Recorded data
%%

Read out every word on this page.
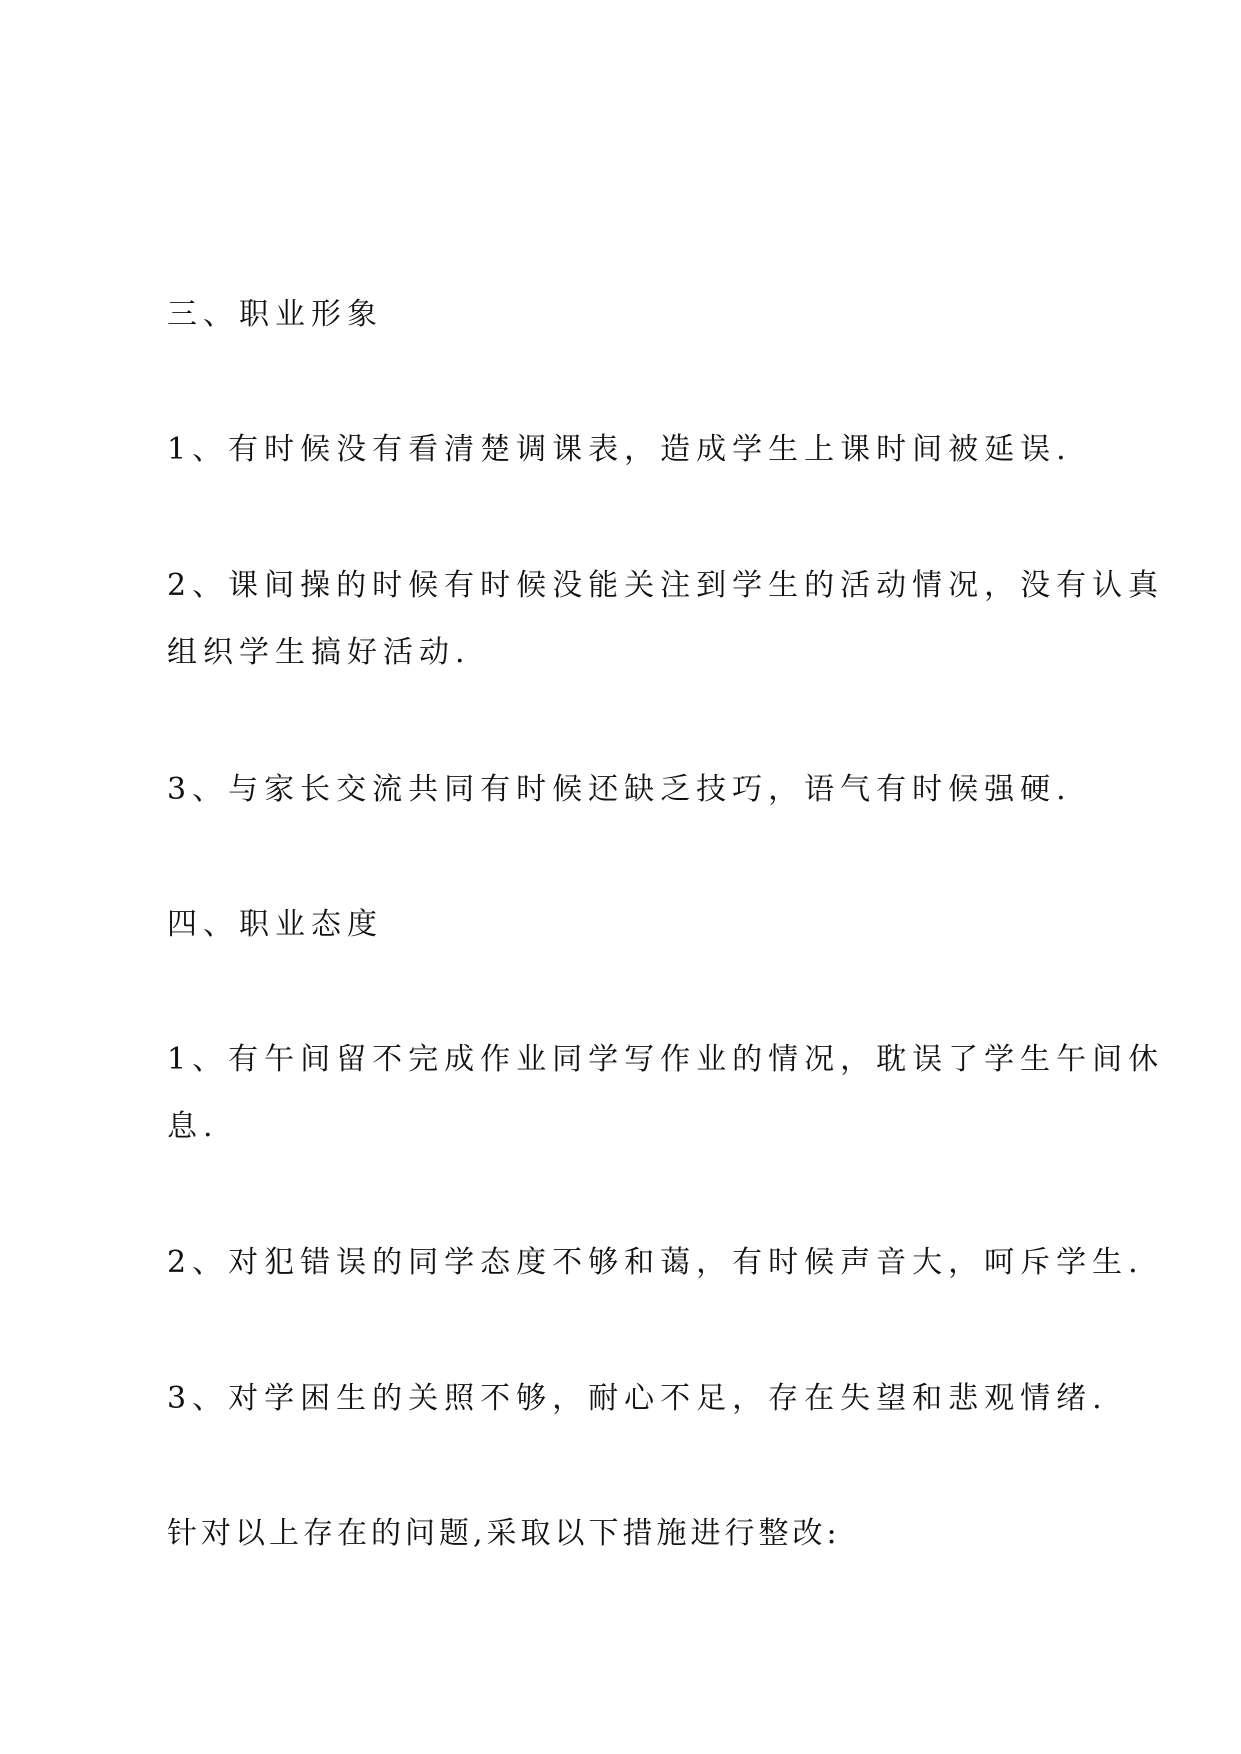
三、职业形象

1、有时候没有看清楚调课表，造成学生上课时间被延误.

2、课间操的时候有时候没能关注到学生的活动情况，没有认真

组织学生搞好活动.

3、与家长交流共同有时候还缺乏技巧，语气有时候强硬.

四、职业态度

1、有午间留不完成作业同学写作业的情况，耽误了学生午间休

息.

2、对犯错误的同学态度不够和蔼，有时候声音大，呵斥学生.

3、对学困生的关照不够，耐心不足，存在失望和悲观情绪.

针对以上存在的问题,采取以下措施进行整改:
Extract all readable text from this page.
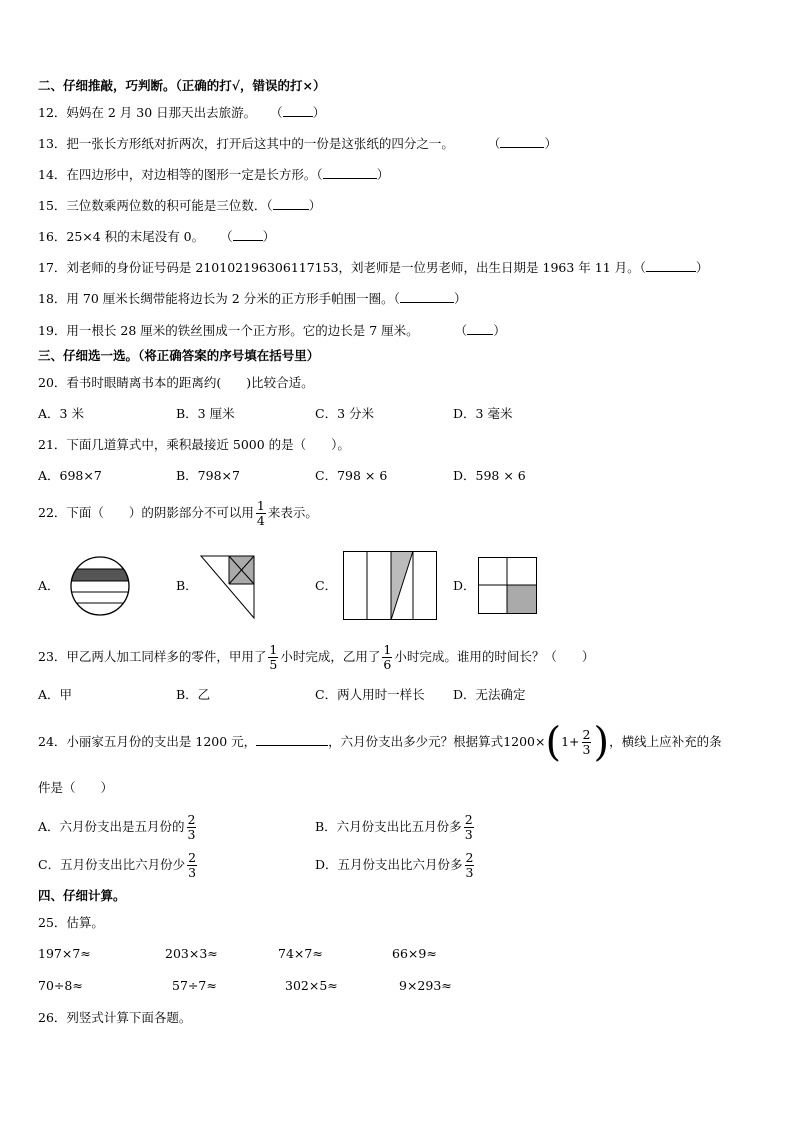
二、仔细推敲，巧判断。（正确的打√，错误的打×）
12．妈妈在 2 月 30 日那天出去旅游。 （ ）
13．把一张长方形纸对折两次，打开后这其中的一份是这张纸的四分之一。	（	）
14．在四边形中，对边相等的图形一定是长方形。（	）
15．三位数乘两位数的积可能是三位数．（	）
16．25×4 积的末尾没有 0。 （ ）
17．刘老师的身份证号码是 210102196306117153，刘老师是一位男老师，出生日期是 1963 年 11 月。（	）
18．用 70 厘米长绸带能将边长为 2 分米的正方形手帕围一圈。（	）
19．用一根长 28 厘米的铁丝围成一个正方形。它的边长是 7 厘米。	（ ）
三、仔细选一选。（将正确答案的序号填在括号里）
20．看书时眼睛离书本的距离约(　　)比较合适。
A．3 米	B．3 厘米	C．3 分米	D．3 毫米
21．下面几道算式中，乘积最接近 5000 的是（　　）。
A．698×7	B．798×7	C．798 × 6	D．598 × 6
22．下面（　　）的阴影部分不可以用 $\frac{1}{4}$ 来表示。
A．	B．	C．	D．
23．甲乙两人加工同样多的零件，甲用了 $\frac{1}{5}$ 小时完成，乙用了 $\frac{1}{6}$ 小时完成。谁用的时间长？（　　）
A．甲	B．乙	C．两人用时一样长 D．无法确定
24．小丽家五月份的支出是 1200 元，	，六月份支出多少元？根据算式$1200\times(1+ \frac{2}{3}$ )，横线上应补充的条
件是（　　）
A．六月份支出是五月份的 $\frac{2}{3}$	B．六月份支出比五月份多 $\frac{2}{3}$
C．五月份支出比六月份少 $\frac{2}{3}$	D．五月份支出比六月份多 $\frac{2}{3}$
四、仔细计算。
25．估算。
197×7≈	203×3≈	74×7≈	66×9≈
70÷8≈	57÷7≈	302×5≈	9×293≈
26．列竖式计算下面各题。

%%

Where a line in the entries holds "page", copy that line.

**ANSWER TO THIS PROBLEM:**
Read out every word on this page.
Extract all readable text from this page.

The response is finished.